## INSTRUCTIONS TO FOLLOW
Copy out every line of the data exactly.

_ _ _ _ _ _ _

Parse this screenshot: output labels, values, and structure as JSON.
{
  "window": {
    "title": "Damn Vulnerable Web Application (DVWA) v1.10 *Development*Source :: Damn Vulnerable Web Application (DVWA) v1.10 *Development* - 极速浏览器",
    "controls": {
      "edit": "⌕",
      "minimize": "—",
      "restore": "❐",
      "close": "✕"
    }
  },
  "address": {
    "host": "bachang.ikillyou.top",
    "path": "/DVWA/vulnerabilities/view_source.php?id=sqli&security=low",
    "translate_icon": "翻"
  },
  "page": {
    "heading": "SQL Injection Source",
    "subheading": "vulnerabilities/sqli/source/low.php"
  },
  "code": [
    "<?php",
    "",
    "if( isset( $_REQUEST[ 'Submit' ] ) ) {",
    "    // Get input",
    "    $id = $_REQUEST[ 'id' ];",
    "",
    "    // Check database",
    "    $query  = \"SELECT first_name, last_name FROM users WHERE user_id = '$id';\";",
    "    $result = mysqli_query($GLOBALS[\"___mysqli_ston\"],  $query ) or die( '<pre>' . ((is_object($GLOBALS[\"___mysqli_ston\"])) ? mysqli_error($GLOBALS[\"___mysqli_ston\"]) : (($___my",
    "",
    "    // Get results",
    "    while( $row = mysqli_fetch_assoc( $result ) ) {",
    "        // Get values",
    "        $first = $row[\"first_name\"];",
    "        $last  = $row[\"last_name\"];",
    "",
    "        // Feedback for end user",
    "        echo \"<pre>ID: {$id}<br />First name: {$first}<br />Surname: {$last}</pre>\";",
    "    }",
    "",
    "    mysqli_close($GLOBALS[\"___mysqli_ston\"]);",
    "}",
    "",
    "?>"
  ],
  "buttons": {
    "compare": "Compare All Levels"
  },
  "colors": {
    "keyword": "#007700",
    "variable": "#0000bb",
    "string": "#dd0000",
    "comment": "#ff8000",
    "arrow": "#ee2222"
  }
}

_ _ _ _ _ _ _

## THE REPLY
Parse this screenshot: output labels, values, and structure as JSON.
{
  "window": {
    "title": "Damn Vulnerable Web Application (DVWA) v1.10 *Development*Source :: Damn Vulnerable Web Application (DVWA) v1.10 *Development* - 极速浏览器",
    "controls": {
      "edit": "⌕",
      "minimize": "—",
      "restore": "❐",
      "close": "✕"
    }
  },
  "address": {
    "host": "bachang.ikillyou.top",
    "path": "/DVWA/vulnerabilities/view_source.php?id=sqli&security=low",
    "translate_icon": "翻"
  },
  "page": {
    "heading": "SQL Injection Source",
    "subheading": "vulnerabilities/sqli/source/low.php"
  },
  "code": [
    "<?php",
    "",
    "if( isset( $_REQUEST[ 'Submit' ] ) ) {",
    "    // Get input",
    "    $id = $_REQUEST[ 'id' ];",
    "",
    "    // Check database",
    "    $query  = \"SELECT first_name, last_name FROM users WHERE user_id = '$id';\";",
    "    $result = mysqli_query($GLOBALS[\"___mysqli_ston\"],  $query ) or die( '<pre>' . ((is_object($GLOBALS[\"___mysqli_ston\"])) ? mysqli_error($GLOBALS[\"___mysqli_ston\"]) : (($___my",
    "",
    "    // Get results",
    "    while( $row = mysqli_fetch_assoc( $result ) ) {",
    "        // Get values",
    "        $first = $row[\"first_name\"];",
    "        $last  = $row[\"last_name\"];",
    "",
    "        // Feedback for end user",
    "        echo \"<pre>ID: {$id}<br />First name: {$first}<br />Surname: {$last}</pre>\";",
    "    }",
    "",
    "    mysqli_close($GLOBALS[\"___mysqli_ston\"]);",
    "}",
    "",
    "?>"
  ],
  "buttons": {
    "compare": "Compare All Levels"
  },
  "colors": {
    "keyword": "#007700",
    "variable": "#0000bb",
    "string": "#dd0000",
    "comment": "#ff8000",
    "arrow": "#ee2222"
  }
}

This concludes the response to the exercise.